====== RECORDS FOR THE TASK
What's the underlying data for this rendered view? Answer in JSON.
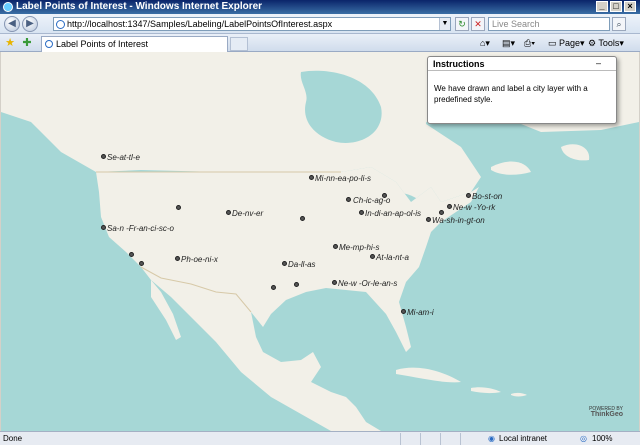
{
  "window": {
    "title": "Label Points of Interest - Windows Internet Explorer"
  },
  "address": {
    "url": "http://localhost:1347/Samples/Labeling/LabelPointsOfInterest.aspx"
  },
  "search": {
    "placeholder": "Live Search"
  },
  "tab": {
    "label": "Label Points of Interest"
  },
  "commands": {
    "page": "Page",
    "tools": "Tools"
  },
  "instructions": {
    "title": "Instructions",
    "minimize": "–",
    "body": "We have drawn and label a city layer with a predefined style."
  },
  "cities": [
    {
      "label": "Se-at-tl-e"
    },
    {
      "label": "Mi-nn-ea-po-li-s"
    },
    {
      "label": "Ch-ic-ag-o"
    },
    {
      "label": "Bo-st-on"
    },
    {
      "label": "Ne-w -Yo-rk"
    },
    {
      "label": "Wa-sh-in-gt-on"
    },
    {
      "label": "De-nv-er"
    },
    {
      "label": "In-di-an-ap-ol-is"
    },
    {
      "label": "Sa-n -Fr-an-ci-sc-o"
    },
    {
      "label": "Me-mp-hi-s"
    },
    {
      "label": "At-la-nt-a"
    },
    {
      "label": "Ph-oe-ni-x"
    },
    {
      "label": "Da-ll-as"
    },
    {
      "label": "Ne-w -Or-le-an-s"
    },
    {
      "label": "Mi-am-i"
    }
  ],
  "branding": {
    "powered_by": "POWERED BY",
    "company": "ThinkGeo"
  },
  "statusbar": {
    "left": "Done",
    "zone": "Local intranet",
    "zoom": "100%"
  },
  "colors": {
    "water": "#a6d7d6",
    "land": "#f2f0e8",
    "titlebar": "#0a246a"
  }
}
============
■ **WORK REQUIRED**
Working from the lines above, reproduce the material exactly and exclude its pictures.

■ **RESULT**
What's the underlying data for this rendered view? Answer in JSON.
{
  "window": {
    "title": "Label Points of Interest - Windows Internet Explorer"
  },
  "address": {
    "url": "http://localhost:1347/Samples/Labeling/LabelPointsOfInterest.aspx"
  },
  "search": {
    "placeholder": "Live Search"
  },
  "tab": {
    "label": "Label Points of Interest"
  },
  "commands": {
    "page": "Page",
    "tools": "Tools"
  },
  "instructions": {
    "title": "Instructions",
    "minimize": "–",
    "body": "We have drawn and label a city layer with a predefined style."
  },
  "cities": [
    {
      "label": "Se-at-tl-e"
    },
    {
      "label": "Mi-nn-ea-po-li-s"
    },
    {
      "label": "Ch-ic-ag-o"
    },
    {
      "label": "Bo-st-on"
    },
    {
      "label": "Ne-w -Yo-rk"
    },
    {
      "label": "Wa-sh-in-gt-on"
    },
    {
      "label": "De-nv-er"
    },
    {
      "label": "In-di-an-ap-ol-is"
    },
    {
      "label": "Sa-n -Fr-an-ci-sc-o"
    },
    {
      "label": "Me-mp-hi-s"
    },
    {
      "label": "At-la-nt-a"
    },
    {
      "label": "Ph-oe-ni-x"
    },
    {
      "label": "Da-ll-as"
    },
    {
      "label": "Ne-w -Or-le-an-s"
    },
    {
      "label": "Mi-am-i"
    }
  ],
  "branding": {
    "powered_by": "POWERED BY",
    "company": "ThinkGeo"
  },
  "statusbar": {
    "left": "Done",
    "zone": "Local intranet",
    "zoom": "100%"
  },
  "colors": {
    "water": "#a6d7d6",
    "land": "#f2f0e8",
    "titlebar": "#0a246a"
  }
}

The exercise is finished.